Goal: Copy out all lines with the word "source" in them.

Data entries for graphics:
┌────────

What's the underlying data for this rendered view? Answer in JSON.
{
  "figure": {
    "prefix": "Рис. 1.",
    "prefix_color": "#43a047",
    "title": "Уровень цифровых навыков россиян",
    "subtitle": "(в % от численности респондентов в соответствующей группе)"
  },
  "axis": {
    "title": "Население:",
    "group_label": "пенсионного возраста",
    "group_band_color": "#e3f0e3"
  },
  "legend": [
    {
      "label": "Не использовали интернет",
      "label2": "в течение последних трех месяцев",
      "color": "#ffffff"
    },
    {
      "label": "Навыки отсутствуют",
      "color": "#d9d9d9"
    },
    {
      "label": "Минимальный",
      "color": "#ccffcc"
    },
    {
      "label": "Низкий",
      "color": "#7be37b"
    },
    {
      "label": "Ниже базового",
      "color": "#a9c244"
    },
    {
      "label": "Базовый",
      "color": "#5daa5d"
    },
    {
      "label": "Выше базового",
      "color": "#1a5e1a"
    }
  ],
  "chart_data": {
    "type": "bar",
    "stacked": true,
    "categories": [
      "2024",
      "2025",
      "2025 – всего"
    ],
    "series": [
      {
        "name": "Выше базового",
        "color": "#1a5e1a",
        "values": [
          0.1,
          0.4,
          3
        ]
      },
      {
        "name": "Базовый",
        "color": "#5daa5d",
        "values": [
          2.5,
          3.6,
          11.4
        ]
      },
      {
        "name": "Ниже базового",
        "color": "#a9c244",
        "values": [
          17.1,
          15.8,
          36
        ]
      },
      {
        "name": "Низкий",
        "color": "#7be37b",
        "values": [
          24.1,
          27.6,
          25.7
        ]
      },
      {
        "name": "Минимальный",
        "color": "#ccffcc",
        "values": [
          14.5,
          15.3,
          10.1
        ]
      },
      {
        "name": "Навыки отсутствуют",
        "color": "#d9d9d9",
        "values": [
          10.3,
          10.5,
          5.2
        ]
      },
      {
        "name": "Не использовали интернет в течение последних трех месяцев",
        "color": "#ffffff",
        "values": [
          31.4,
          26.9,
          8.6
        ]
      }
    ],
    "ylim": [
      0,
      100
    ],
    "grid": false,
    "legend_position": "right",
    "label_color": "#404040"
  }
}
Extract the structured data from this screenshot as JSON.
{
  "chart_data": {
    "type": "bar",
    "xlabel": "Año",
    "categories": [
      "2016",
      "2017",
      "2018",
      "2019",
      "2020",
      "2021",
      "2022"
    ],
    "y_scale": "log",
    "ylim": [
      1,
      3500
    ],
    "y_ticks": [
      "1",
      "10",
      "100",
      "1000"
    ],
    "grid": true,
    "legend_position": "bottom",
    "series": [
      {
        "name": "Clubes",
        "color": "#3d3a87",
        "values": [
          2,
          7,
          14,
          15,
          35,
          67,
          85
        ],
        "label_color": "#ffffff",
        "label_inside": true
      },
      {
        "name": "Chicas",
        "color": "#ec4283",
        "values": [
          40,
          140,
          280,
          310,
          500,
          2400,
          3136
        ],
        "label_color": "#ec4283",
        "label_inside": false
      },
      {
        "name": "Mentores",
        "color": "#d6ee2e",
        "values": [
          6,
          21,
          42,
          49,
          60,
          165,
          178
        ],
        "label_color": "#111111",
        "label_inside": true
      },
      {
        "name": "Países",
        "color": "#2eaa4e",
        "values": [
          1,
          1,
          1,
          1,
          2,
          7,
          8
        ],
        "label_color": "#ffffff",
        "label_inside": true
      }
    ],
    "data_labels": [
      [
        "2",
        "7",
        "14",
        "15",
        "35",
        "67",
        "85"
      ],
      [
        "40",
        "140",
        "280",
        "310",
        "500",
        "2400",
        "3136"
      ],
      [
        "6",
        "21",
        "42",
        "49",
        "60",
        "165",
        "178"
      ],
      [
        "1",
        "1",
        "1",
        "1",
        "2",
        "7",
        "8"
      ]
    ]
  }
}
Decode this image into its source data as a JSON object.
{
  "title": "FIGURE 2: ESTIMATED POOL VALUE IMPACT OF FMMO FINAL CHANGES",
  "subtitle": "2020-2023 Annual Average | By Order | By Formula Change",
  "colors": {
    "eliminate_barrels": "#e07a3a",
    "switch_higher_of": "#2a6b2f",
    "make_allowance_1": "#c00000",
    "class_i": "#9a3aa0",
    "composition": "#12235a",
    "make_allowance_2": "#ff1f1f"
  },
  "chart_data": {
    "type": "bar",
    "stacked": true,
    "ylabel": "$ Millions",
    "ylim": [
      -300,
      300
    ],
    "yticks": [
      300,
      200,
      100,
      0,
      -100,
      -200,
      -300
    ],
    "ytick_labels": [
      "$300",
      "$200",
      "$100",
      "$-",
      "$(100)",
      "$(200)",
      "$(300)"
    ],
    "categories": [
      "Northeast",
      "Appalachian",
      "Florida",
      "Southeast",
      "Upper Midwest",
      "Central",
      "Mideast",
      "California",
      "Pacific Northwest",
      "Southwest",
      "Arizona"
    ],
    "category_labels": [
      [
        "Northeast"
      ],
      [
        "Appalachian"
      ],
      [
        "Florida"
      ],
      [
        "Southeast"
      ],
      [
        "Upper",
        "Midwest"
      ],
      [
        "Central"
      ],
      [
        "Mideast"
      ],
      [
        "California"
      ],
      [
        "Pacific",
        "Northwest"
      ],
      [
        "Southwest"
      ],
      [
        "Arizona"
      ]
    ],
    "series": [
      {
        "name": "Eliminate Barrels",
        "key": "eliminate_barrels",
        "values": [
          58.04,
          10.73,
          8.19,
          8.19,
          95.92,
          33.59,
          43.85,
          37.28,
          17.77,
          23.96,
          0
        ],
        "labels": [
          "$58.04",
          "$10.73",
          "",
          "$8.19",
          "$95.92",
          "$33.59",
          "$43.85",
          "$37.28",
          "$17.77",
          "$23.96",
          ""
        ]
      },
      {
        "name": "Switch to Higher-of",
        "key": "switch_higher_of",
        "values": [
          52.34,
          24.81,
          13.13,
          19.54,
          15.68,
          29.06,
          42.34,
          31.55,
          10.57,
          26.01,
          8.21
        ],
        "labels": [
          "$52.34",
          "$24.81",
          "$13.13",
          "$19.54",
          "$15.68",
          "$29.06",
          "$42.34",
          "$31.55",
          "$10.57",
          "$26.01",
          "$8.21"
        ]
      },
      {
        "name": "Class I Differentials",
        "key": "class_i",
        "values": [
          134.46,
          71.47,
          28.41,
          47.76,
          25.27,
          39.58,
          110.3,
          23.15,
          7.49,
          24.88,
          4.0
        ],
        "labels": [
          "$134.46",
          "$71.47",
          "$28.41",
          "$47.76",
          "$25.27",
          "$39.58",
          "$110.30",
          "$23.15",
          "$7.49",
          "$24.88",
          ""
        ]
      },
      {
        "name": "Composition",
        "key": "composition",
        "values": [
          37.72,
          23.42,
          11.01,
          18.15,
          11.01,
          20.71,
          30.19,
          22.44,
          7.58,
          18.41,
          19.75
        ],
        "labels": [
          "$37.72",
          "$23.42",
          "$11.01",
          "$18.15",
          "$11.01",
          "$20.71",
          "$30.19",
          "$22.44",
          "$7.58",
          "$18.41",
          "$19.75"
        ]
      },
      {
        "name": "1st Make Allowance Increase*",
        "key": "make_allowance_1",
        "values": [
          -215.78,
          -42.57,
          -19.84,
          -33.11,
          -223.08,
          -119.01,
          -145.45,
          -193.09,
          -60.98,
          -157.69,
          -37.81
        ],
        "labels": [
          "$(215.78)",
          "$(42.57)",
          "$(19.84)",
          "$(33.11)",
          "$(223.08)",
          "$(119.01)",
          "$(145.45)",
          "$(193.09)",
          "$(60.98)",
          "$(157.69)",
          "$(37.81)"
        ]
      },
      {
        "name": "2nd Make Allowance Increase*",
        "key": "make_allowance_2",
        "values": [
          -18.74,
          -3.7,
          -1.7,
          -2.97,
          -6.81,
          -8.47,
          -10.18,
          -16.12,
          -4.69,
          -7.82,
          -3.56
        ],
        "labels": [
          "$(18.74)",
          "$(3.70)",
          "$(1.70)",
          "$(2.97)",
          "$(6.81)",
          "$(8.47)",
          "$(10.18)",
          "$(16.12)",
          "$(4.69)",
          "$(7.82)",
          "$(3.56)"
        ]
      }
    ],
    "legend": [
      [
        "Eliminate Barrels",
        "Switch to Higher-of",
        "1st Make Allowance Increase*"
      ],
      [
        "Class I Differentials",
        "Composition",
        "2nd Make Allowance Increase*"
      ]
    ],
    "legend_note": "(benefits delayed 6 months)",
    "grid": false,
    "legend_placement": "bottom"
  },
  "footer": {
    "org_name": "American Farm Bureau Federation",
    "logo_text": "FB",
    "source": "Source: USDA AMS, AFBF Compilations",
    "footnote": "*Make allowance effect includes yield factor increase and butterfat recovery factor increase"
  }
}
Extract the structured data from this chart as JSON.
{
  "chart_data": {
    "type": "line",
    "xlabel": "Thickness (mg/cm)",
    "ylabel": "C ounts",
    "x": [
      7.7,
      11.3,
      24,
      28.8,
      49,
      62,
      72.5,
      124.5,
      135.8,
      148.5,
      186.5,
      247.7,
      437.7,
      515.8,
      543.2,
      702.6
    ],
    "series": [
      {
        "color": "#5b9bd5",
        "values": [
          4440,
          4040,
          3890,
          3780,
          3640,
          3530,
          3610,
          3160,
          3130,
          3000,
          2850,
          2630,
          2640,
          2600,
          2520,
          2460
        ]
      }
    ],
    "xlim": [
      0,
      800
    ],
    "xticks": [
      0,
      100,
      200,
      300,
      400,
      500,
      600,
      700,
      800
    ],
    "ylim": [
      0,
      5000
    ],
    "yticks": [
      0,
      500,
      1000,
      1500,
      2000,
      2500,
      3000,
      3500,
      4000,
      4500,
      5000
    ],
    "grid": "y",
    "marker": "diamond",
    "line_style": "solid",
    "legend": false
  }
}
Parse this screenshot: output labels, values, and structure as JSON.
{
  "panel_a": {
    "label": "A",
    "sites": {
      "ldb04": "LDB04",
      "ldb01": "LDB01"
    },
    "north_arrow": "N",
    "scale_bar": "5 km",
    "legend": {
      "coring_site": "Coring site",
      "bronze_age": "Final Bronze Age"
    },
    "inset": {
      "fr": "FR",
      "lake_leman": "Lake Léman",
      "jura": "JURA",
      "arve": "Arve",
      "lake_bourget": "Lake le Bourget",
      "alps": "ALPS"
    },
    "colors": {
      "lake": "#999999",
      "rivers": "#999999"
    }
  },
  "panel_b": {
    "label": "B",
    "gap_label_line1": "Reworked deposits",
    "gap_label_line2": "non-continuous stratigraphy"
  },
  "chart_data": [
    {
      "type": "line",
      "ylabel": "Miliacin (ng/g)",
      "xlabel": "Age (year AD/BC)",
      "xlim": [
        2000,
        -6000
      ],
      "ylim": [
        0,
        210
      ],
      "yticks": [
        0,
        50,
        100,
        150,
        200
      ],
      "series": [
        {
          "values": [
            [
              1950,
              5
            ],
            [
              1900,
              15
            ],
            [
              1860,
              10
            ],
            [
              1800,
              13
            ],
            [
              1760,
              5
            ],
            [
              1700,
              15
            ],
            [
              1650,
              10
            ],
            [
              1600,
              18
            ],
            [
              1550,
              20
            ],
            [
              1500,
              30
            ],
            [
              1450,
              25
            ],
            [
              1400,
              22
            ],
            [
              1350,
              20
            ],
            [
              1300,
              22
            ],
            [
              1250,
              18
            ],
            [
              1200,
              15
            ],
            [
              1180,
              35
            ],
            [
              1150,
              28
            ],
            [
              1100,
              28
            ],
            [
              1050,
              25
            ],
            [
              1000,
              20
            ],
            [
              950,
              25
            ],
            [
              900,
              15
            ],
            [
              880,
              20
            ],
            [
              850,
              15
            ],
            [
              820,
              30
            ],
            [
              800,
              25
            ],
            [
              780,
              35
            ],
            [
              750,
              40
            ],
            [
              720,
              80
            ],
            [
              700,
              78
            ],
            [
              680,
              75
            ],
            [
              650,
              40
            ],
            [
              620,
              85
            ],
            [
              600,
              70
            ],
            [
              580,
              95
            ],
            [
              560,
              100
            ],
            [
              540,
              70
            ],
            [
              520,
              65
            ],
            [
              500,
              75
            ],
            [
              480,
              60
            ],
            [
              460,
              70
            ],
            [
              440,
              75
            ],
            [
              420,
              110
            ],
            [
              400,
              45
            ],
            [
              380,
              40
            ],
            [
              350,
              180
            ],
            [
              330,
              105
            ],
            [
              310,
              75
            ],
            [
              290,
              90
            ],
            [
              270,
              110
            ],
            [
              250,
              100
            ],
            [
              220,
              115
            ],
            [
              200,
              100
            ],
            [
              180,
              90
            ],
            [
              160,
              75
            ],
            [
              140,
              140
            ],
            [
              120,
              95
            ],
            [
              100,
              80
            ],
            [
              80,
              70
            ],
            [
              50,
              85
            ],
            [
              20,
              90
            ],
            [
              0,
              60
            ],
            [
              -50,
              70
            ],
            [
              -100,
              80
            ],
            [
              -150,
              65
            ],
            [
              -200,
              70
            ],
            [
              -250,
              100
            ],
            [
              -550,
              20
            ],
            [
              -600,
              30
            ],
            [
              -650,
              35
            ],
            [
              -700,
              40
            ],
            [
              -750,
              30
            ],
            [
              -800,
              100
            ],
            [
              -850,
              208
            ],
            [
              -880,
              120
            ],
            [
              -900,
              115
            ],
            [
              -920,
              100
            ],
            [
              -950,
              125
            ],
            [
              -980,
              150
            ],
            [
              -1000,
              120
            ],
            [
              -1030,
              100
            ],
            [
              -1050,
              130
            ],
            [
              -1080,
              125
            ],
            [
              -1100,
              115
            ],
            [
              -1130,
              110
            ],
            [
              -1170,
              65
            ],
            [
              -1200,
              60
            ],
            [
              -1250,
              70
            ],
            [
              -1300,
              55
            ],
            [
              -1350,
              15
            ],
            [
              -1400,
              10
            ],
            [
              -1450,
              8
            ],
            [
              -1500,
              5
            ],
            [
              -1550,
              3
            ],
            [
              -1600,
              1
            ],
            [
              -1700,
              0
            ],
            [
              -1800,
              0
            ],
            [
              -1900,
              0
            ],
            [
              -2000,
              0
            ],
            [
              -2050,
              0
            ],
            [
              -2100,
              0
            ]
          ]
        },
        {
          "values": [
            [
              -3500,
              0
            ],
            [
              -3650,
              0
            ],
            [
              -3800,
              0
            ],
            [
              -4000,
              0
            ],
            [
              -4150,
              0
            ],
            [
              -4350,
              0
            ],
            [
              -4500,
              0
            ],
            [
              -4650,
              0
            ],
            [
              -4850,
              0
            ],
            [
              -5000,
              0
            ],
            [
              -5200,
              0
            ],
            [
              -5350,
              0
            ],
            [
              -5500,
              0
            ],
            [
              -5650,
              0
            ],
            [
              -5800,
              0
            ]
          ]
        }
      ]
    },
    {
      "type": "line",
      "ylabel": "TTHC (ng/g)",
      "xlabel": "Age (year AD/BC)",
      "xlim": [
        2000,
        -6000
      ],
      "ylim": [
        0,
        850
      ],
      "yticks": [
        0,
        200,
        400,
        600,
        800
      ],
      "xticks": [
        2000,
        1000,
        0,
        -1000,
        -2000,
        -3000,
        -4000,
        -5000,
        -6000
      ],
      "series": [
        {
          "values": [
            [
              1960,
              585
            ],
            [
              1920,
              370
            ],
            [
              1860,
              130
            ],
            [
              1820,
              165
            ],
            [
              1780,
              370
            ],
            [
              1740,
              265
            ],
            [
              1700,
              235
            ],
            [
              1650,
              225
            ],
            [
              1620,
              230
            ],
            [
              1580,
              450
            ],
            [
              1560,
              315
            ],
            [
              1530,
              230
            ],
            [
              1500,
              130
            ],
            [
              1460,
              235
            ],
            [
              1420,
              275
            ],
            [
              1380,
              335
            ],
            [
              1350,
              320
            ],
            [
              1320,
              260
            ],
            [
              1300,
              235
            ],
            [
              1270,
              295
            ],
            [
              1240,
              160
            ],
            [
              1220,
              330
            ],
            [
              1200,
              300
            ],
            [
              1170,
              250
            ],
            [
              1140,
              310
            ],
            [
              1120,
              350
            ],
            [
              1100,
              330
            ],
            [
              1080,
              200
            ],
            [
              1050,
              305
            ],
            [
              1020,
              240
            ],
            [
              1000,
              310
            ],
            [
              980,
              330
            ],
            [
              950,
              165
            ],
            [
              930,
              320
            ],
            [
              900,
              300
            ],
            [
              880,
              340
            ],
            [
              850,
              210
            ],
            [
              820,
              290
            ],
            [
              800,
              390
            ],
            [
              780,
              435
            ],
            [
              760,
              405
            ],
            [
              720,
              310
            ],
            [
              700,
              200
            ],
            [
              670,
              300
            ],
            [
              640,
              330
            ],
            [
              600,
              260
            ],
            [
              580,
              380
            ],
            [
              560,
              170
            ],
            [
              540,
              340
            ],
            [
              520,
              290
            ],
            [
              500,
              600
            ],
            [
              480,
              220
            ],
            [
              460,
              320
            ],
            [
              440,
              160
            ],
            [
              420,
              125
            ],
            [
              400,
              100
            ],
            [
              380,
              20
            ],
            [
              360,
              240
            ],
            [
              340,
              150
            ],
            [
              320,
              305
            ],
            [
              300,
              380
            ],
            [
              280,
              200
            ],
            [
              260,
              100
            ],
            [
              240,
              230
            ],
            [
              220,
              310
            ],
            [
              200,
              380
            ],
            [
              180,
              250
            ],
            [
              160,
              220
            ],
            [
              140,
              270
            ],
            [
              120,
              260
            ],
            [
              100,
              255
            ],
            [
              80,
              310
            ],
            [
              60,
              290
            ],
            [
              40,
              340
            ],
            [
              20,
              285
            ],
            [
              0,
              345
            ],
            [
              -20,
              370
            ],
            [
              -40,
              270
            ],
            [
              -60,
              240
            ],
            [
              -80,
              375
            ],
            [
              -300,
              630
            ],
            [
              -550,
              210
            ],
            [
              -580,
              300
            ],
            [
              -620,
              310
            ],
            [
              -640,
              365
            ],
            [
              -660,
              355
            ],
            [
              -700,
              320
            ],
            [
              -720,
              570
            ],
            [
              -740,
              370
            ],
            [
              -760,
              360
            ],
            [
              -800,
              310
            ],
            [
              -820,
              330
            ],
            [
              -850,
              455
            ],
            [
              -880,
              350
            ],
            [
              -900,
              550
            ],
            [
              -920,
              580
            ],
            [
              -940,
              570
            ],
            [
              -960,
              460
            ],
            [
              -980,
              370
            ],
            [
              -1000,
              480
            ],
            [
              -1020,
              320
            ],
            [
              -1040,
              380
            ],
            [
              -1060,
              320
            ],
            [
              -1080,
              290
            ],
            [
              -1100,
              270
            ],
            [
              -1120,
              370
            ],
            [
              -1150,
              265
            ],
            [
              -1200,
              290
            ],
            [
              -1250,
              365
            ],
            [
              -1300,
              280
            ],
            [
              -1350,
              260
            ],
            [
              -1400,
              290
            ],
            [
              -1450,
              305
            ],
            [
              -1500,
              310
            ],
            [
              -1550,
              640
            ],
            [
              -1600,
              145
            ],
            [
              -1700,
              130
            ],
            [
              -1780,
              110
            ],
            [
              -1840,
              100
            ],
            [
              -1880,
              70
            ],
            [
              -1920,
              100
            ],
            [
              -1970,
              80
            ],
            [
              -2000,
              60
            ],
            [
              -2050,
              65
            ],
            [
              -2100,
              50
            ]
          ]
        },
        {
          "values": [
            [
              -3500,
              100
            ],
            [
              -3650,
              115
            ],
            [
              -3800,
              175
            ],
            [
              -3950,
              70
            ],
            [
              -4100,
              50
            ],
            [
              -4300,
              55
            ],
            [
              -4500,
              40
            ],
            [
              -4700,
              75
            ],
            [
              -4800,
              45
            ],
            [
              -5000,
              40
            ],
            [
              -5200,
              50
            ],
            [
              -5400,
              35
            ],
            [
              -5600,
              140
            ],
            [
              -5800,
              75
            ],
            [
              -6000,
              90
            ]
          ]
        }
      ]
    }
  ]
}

└────────

Worked answer:
Decode this image into its source data as a JSON object.
    "source": "Source: USDA AMS, AFBF Compilations",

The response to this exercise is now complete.